[Begin]

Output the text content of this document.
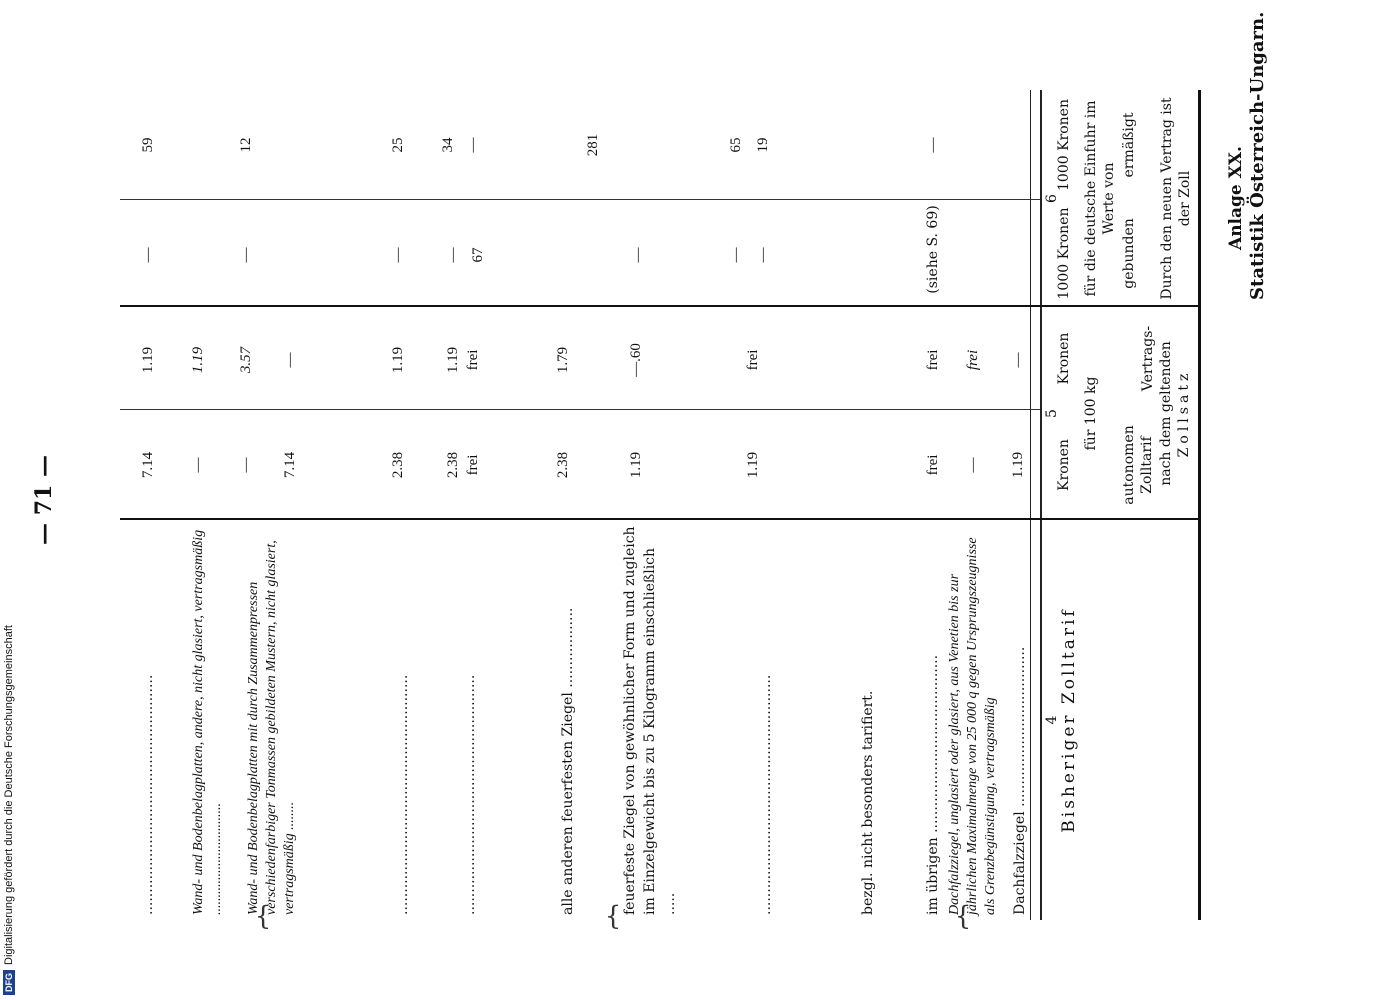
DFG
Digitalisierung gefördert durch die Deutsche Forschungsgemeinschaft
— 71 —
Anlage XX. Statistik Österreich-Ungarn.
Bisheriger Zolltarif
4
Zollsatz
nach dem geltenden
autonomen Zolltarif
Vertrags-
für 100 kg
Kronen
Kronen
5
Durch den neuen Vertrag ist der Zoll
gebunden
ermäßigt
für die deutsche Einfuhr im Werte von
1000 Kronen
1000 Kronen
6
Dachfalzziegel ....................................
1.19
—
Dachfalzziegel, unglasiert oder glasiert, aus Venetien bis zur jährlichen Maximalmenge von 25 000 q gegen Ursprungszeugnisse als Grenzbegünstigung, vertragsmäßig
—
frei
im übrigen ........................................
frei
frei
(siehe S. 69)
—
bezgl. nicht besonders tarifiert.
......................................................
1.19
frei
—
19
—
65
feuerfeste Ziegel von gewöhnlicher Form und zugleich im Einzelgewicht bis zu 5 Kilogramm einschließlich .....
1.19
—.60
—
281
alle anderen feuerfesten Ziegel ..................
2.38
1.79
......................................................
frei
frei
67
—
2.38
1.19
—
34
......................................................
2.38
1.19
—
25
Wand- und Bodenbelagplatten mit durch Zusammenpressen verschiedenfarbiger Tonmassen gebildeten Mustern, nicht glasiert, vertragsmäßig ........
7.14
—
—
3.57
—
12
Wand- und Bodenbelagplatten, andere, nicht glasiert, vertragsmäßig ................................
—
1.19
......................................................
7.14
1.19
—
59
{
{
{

[End]

### YOUR GOAL
What is the number of lines in the data that hold the word "nicht"? Reply with that number and nothing else.

### FULL ANSWER
3